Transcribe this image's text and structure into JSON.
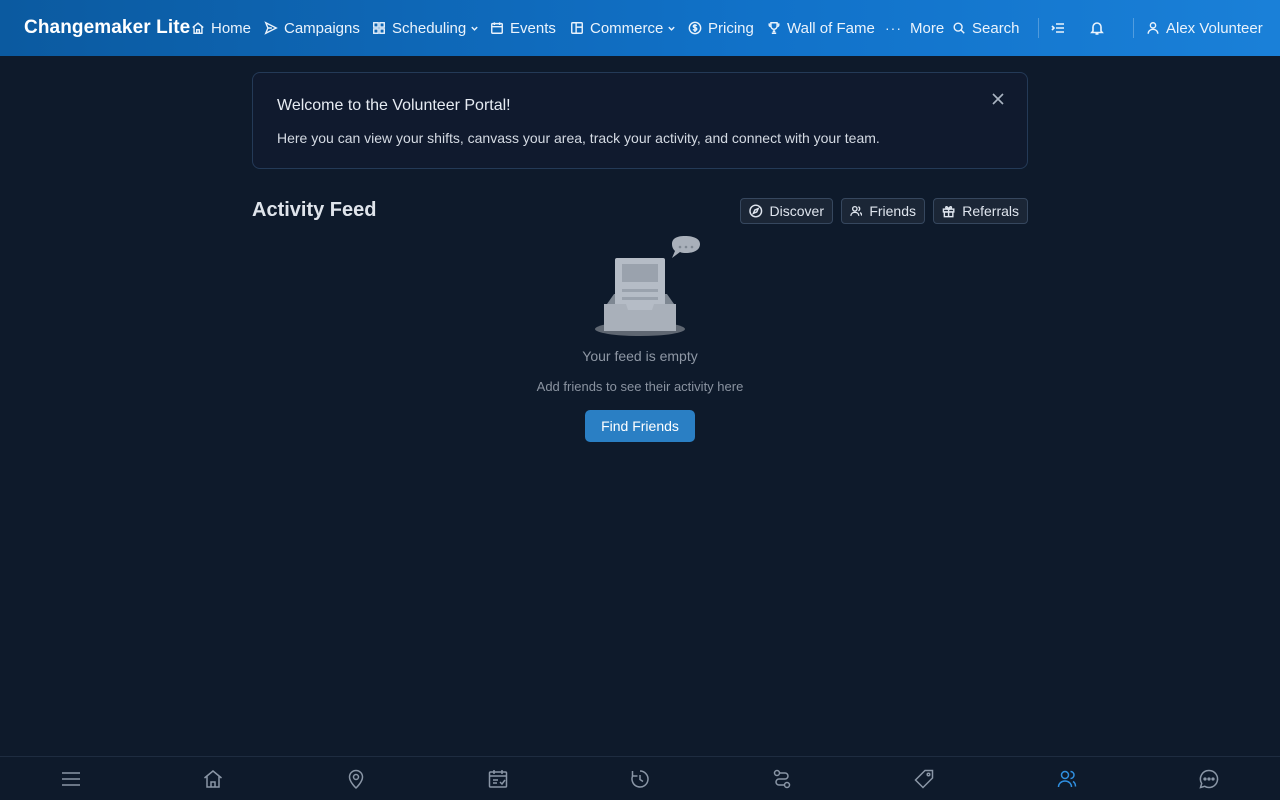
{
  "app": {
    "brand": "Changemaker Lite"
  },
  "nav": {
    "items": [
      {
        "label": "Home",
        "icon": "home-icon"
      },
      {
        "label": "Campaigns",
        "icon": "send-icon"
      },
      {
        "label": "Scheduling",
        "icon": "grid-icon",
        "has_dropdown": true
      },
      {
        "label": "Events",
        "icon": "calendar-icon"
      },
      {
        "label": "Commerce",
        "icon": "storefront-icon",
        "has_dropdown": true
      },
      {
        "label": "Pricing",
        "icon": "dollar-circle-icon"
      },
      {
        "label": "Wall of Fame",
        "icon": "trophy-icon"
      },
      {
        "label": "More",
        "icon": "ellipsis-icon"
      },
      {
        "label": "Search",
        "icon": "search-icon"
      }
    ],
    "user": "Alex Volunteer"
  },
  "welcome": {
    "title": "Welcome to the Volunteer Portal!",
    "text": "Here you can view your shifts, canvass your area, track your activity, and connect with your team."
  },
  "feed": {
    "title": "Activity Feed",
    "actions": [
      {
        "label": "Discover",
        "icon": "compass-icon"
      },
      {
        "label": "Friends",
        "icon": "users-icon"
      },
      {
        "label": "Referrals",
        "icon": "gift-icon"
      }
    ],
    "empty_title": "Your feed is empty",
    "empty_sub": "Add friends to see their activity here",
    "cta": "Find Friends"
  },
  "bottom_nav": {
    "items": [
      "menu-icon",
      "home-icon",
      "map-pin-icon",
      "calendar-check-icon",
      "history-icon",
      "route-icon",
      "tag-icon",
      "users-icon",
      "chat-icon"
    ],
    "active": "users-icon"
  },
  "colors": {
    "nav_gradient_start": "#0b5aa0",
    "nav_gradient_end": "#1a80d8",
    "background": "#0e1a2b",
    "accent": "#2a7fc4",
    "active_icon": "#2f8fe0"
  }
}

+---+

[What you will do]
Pictures stay out of the copy; please restate every record above exactly.

[Output]
Transcribe this image's text and structure into JSON.
{
  "app": {
    "brand": "Changemaker Lite"
  },
  "nav": {
    "items": [
      {
        "label": "Home",
        "icon": "home-icon"
      },
      {
        "label": "Campaigns",
        "icon": "send-icon"
      },
      {
        "label": "Scheduling",
        "icon": "grid-icon",
        "has_dropdown": true
      },
      {
        "label": "Events",
        "icon": "calendar-icon"
      },
      {
        "label": "Commerce",
        "icon": "storefront-icon",
        "has_dropdown": true
      },
      {
        "label": "Pricing",
        "icon": "dollar-circle-icon"
      },
      {
        "label": "Wall of Fame",
        "icon": "trophy-icon"
      },
      {
        "label": "More",
        "icon": "ellipsis-icon"
      },
      {
        "label": "Search",
        "icon": "search-icon"
      }
    ],
    "user": "Alex Volunteer"
  },
  "welcome": {
    "title": "Welcome to the Volunteer Portal!",
    "text": "Here you can view your shifts, canvass your area, track your activity, and connect with your team."
  },
  "feed": {
    "title": "Activity Feed",
    "actions": [
      {
        "label": "Discover",
        "icon": "compass-icon"
      },
      {
        "label": "Friends",
        "icon": "users-icon"
      },
      {
        "label": "Referrals",
        "icon": "gift-icon"
      }
    ],
    "empty_title": "Your feed is empty",
    "empty_sub": "Add friends to see their activity here",
    "cta": "Find Friends"
  },
  "bottom_nav": {
    "items": [
      "menu-icon",
      "home-icon",
      "map-pin-icon",
      "calendar-check-icon",
      "history-icon",
      "route-icon",
      "tag-icon",
      "users-icon",
      "chat-icon"
    ],
    "active": "users-icon"
  },
  "colors": {
    "nav_gradient_start": "#0b5aa0",
    "nav_gradient_end": "#1a80d8",
    "background": "#0e1a2b",
    "accent": "#2a7fc4",
    "active_icon": "#2f8fe0"
  }
}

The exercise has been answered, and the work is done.